*WORK TO DO*
Your task is to write out the complete listing exactly as it is shown.

— start RECORDS FOR PROCESSING —

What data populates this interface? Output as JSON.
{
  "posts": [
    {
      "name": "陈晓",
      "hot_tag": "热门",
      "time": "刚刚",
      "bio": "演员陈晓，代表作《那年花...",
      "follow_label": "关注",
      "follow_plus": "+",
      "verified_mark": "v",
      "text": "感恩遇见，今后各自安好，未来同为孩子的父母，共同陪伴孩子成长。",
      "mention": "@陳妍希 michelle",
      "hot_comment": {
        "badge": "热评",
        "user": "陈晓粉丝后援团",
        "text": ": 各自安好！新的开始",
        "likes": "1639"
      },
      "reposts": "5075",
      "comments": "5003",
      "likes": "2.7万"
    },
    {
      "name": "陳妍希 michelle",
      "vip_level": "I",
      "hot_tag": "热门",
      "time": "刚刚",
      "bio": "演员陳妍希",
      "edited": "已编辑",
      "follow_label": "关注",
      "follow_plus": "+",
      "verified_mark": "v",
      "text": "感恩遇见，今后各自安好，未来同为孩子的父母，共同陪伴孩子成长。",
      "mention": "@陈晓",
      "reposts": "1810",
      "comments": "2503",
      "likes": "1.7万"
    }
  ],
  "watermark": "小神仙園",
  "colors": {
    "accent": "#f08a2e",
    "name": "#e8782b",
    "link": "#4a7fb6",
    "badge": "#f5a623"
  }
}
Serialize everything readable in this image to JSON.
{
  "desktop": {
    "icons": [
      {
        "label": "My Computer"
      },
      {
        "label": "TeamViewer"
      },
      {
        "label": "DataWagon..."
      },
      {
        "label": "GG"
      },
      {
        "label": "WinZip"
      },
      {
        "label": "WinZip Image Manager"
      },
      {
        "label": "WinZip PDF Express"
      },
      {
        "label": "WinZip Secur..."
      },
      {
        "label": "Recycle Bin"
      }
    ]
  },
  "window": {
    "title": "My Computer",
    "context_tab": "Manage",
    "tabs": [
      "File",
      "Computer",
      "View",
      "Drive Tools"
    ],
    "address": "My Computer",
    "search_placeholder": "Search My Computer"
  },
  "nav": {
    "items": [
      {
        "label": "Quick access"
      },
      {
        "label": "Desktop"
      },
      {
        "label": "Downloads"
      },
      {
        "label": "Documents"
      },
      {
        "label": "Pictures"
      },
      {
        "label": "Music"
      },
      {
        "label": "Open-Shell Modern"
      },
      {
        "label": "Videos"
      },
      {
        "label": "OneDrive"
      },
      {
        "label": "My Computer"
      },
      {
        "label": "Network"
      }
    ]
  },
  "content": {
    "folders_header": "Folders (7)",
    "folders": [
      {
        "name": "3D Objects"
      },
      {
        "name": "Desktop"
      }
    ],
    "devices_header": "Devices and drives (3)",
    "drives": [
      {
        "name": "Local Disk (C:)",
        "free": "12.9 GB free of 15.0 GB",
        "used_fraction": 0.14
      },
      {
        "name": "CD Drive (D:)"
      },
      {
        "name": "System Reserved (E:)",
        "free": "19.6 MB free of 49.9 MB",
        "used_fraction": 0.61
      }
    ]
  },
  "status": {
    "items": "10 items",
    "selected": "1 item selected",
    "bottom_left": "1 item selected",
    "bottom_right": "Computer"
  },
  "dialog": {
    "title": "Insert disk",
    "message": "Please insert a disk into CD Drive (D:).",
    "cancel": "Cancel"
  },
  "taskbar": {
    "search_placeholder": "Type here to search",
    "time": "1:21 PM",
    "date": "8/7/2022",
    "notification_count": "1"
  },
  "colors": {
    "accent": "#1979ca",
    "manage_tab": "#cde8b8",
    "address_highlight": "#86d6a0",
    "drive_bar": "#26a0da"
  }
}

— end RECORDS FOR PROCESSING —

*FINISHED EXERCISE*
What data populates this interface? Output as JSON.
{
  "posts": [
    {
      "name": "陈晓",
      "hot_tag": "热门",
      "time": "刚刚",
      "bio": "演员陈晓，代表作《那年花...",
      "follow_label": "关注",
      "follow_plus": "+",
      "verified_mark": "v",
      "text": "感恩遇见，今后各自安好，未来同为孩子的父母，共同陪伴孩子成长。",
      "mention": "@陳妍希 michelle",
      "hot_comment": {
        "badge": "热评",
        "user": "陈晓粉丝后援团",
        "text": ": 各自安好！新的开始",
        "likes": "1639"
      },
      "reposts": "5075",
      "comments": "5003",
      "likes": "2.7万"
    },
    {
      "name": "陳妍希 michelle",
      "vip_level": "I",
      "hot_tag": "热门",
      "time": "刚刚",
      "bio": "演员陳妍希",
      "edited": "已编辑",
      "follow_label": "关注",
      "follow_plus": "+",
      "verified_mark": "v",
      "text": "感恩遇见，今后各自安好，未来同为孩子的父母，共同陪伴孩子成长。",
      "mention": "@陈晓",
      "reposts": "1810",
      "comments": "2503",
      "likes": "1.7万"
    }
  ],
  "watermark": "小神仙園",
  "colors": {
    "accent": "#f08a2e",
    "name": "#e8782b",
    "link": "#4a7fb6",
    "badge": "#f5a623"
  }
}
Serialize everything readable in this image to JSON.
{
  "desktop": {
    "icons": [
      {
        "label": "My Computer"
      },
      {
        "label": "TeamViewer"
      },
      {
        "label": "DataWagon..."
      },
      {
        "label": "GG"
      },
      {
        "label": "WinZip"
      },
      {
        "label": "WinZip Image Manager"
      },
      {
        "label": "WinZip PDF Express"
      },
      {
        "label": "WinZip Secur..."
      },
      {
        "label": "Recycle Bin"
      }
    ]
  },
  "window": {
    "title": "My Computer",
    "context_tab": "Manage",
    "tabs": [
      "File",
      "Computer",
      "View",
      "Drive Tools"
    ],
    "address": "My Computer",
    "search_placeholder": "Search My Computer"
  },
  "nav": {
    "items": [
      {
        "label": "Quick access"
      },
      {
        "label": "Desktop"
      },
      {
        "label": "Downloads"
      },
      {
        "label": "Documents"
      },
      {
        "label": "Pictures"
      },
      {
        "label": "Music"
      },
      {
        "label": "Open-Shell Modern"
      },
      {
        "label": "Videos"
      },
      {
        "label": "OneDrive"
      },
      {
        "label": "My Computer"
      },
      {
        "label": "Network"
      }
    ]
  },
  "content": {
    "folders_header": "Folders (7)",
    "folders": [
      {
        "name": "3D Objects"
      },
      {
        "name": "Desktop"
      }
    ],
    "devices_header": "Devices and drives (3)",
    "drives": [
      {
        "name": "Local Disk (C:)",
        "free": "12.9 GB free of 15.0 GB",
        "used_fraction": 0.14
      },
      {
        "name": "CD Drive (D:)"
      },
      {
        "name": "System Reserved (E:)",
        "free": "19.6 MB free of 49.9 MB",
        "used_fraction": 0.61
      }
    ]
  },
  "status": {
    "items": "10 items",
    "selected": "1 item selected",
    "bottom_left": "1 item selected",
    "bottom_right": "Computer"
  },
  "dialog": {
    "title": "Insert disk",
    "message": "Please insert a disk into CD Drive (D:).",
    "cancel": "Cancel"
  },
  "taskbar": {
    "search_placeholder": "Type here to search",
    "time": "1:21 PM",
    "date": "8/7/2022",
    "notification_count": "1"
  },
  "colors": {
    "accent": "#1979ca",
    "manage_tab": "#cde8b8",
    "address_highlight": "#86d6a0",
    "drive_bar": "#26a0da"
  }
}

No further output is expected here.